Start of EXCERPT TO READ

Dr. Carol Lee’s cultural modeling supports the direct discussion of encouraging students’ everyday knowledge in content-specific learning spaces (Lee, 2003). At its core, cultural modeling (CM) allows researchers and educators to create a routine inventory of students’ practices during out-of-school activities and engagements (Lee, 2007). This curation provides beneficial insight into students’ cultural and cognitive practices, specifically in their community settings (Lee, 2014). The key to CM is creating an opportunity for educators to map students’ lived experiences and skills onto domain-specific content areas, topics, and procedures across the learning setting (Lee, 2008). Cultural modeling was designed using research on student learning, expert-novice studies, and human development. Dr. Lee used CM to inform the interdisciplinary field of learning sciences while making a persuasive case for the inclusion of culture and cultural practices in the understanding of human learning.

Informal out-of-school makerspaces are a popular resource, providing students an opportunity to learn and engage in both active learning and building community (Bowler, 2014). Yet, empirical research around makerspaces has found the collaborative and learning narratives to be rife with continued biases and equity concerns (Halverson & Sheridan, 2014), particularly for racially minoritized participants (Sengupta-Irving & Vossoughi, 2019). In a 2013 presentation at a FabLearn conference at Stanford University, Dr. Leah Buechley declared: “The Maker movement has grown large enough and influential enough that it’s time to turn a critical eye to the culture of the community, what we want it to be and what it really is.” Critiques of makerspaces and the movement are increasing in both the academic and classroom communities, with the stated purpose of making sure that the community looks inward and fulfills the stated transformative promises (Sheffield et al., 2017).

The research critically examining makerspaces beyond the disruptive narrative and dismantling force has been led by critical pedagogists and social justice-minded academics who firmly believe in the potential of these informal spaces. Yet, makerspaces have never been portrayed as counter spaces to the hegemonic powers that govern STEM special interests (Vossoughi, 2014). Counter spaces present themselves as alternatives to the mainstream philosophies of learning, engagement, and production (Ong et al., 2018). Many makerspaces have a running ethos around competitive success and computer-integrated activities, which often reflect the normative behaviors of white male scientists or engineers (Edouard & Kim, 2017). The counter-narrative around makerspaces relies on assessing students’ activities, where testing takes a back seat to the activities’ learning and project-based creation. Each is the selling point in the test- and data-heavy education landscape that has presented itself over the last 40 years. Makerspaces counter data and testing norms by providing an evangelist-style unifying language around disruptions, innovation, and technological tools (Dougherty et al., 2016).

However, role power, time, and unstructured play in the makerspace are missing in the research narrative. For many who have found themselves on the outside of the makerspace, there is this question: Who specifically defines the ethos of creativity and engagement in a makerspace? Interdisciplinary critical pedagogists and learning scientists have zeroed in on the power dynamics surrounding the design and formation of makerspaces (Sengupta-Irving & Vossoughi, 2019).

End of EXCERPT TO READ

▸ SET PROBLEM 1
Copy the rows from the start through the line that contains "77, 73, 97]", both included, keeping every character as it is.

Start of DATA IN THIS EXERCISE

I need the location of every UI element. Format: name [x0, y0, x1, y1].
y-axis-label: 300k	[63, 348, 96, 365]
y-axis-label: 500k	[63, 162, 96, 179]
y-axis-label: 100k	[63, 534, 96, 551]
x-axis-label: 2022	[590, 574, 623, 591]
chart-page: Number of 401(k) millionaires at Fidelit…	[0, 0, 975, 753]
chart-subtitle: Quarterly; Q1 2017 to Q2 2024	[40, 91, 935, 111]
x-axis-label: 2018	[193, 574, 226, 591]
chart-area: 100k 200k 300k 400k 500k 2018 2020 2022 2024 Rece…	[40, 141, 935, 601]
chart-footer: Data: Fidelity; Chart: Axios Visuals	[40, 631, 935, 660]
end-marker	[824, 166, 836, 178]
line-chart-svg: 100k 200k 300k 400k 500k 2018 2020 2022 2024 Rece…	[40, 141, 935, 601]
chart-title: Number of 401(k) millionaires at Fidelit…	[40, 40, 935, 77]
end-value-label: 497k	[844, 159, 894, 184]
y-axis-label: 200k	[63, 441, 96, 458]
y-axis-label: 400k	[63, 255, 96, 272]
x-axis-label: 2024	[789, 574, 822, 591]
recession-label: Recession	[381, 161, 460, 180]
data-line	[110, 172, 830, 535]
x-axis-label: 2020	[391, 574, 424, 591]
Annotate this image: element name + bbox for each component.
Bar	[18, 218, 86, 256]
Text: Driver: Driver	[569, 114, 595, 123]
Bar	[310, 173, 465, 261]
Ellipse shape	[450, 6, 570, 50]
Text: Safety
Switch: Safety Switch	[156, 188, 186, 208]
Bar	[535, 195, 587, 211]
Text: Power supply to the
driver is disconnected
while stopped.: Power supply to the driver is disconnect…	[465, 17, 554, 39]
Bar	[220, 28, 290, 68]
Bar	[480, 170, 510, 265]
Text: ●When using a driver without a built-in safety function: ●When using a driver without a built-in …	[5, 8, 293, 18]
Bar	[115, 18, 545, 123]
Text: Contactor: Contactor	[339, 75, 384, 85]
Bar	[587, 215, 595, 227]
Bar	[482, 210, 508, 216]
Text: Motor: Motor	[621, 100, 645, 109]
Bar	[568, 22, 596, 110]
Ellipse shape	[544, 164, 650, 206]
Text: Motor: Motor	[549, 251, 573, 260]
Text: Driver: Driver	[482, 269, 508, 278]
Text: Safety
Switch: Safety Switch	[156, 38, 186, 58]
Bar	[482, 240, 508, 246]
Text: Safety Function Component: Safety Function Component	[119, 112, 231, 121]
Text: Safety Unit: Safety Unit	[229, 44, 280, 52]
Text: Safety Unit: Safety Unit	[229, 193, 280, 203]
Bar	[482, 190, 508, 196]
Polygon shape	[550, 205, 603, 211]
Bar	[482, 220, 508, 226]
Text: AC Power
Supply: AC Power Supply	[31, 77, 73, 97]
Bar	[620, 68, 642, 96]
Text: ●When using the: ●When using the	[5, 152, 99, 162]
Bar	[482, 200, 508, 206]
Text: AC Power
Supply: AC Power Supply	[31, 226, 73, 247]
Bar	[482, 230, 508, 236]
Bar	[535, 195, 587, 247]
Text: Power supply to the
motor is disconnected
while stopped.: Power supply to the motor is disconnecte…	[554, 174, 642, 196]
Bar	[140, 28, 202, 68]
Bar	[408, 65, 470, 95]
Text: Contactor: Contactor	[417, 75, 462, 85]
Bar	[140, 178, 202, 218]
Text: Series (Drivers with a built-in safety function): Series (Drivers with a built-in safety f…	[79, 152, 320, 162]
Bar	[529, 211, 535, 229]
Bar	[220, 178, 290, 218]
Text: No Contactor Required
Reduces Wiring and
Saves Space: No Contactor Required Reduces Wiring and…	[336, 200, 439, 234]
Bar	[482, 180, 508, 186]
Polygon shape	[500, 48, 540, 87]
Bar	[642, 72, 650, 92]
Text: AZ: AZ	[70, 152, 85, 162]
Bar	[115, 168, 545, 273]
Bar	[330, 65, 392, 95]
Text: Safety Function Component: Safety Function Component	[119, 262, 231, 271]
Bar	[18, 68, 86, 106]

End of DATA IN THIS EXERCISE

▸ SET PROBLEM 2
Answer these from the passage on cultural modeling and makerspaces:
(a) What three areas of research was cultural modeling designed using?
(b) In what year and at what event did Dr. Leah Buechley make her declaration about the Maker movement?
(c) What does the passage say makerspaces have never been portrayed as?

▸ TASK RESULT 1
I need the location of every UI element. Format: name [x0, y0, x1, y1].
y-axis-label: 300k	[63, 348, 96, 365]
y-axis-label: 500k	[63, 162, 96, 179]
y-axis-label: 100k	[63, 534, 96, 551]
x-axis-label: 2022	[590, 574, 623, 591]
chart-page: Number of 401(k) millionaires at Fidelit…	[0, 0, 975, 753]
chart-subtitle: Quarterly; Q1 2017 to Q2 2024	[40, 91, 935, 111]
x-axis-label: 2018	[193, 574, 226, 591]
chart-area: 100k 200k 300k 400k 500k 2018 2020 2022 2024 Rece…	[40, 141, 935, 601]
chart-footer: Data: Fidelity; Chart: Axios Visuals	[40, 631, 935, 660]
end-marker	[824, 166, 836, 178]
line-chart-svg: 100k 200k 300k 400k 500k 2018 2020 2022 2024 Rece…	[40, 141, 935, 601]
chart-title: Number of 401(k) millionaires at Fidelit…	[40, 40, 935, 77]
end-value-label: 497k	[844, 159, 894, 184]
y-axis-label: 200k	[63, 441, 96, 458]
y-axis-label: 400k	[63, 255, 96, 272]
x-axis-label: 2024	[789, 574, 822, 591]
recession-label: Recession	[381, 161, 460, 180]
data-line	[110, 172, 830, 535]
x-axis-label: 2020	[391, 574, 424, 591]
Annotate this image: element name + bbox for each component.
Bar	[18, 218, 86, 256]
Text: Driver: Driver	[569, 114, 595, 123]
Bar	[310, 173, 465, 261]
Ellipse shape	[450, 6, 570, 50]
Text: Safety
Switch: Safety Switch	[156, 188, 186, 208]
Bar	[535, 195, 587, 211]
Text: Power supply to the
driver is disconnected
while stopped.: Power supply to the driver is disconnect…	[465, 17, 554, 39]
Bar	[220, 28, 290, 68]
Bar	[480, 170, 510, 265]
Text: ●When using a driver without a built-in safety function: ●When using a driver without a built-in …	[5, 8, 293, 18]
Bar	[115, 18, 545, 123]
Text: Contactor: Contactor	[339, 75, 384, 85]
Bar	[587, 215, 595, 227]
Bar	[482, 210, 508, 216]
Text: Motor: Motor	[621, 100, 645, 109]
Bar	[568, 22, 596, 110]
Ellipse shape	[544, 164, 650, 206]
Text: Motor: Motor	[549, 251, 573, 260]
Text: Driver: Driver	[482, 269, 508, 278]
Text: Safety
Switch: Safety Switch	[156, 38, 186, 58]
Bar	[482, 240, 508, 246]
Text: Safety Function Component: Safety Function Component	[119, 112, 231, 121]
Text: Safety Unit: Safety Unit	[229, 44, 280, 52]
Text: Safety Unit: Safety Unit	[229, 193, 280, 203]
Bar	[482, 190, 508, 196]
Polygon shape	[550, 205, 603, 211]
Bar	[482, 220, 508, 226]
Text: AC Power
Supply: AC Power Supply	[31, 77, 73, 97]

▸ TASK RESULT 2
(a) Research on student learning, expert-novice studies, and human development.
(b) In 2013, in a presentation at a FabLearn conference at Stanford University.
(c) As counter spaces to the hegemonic powers that govern STEM special interests.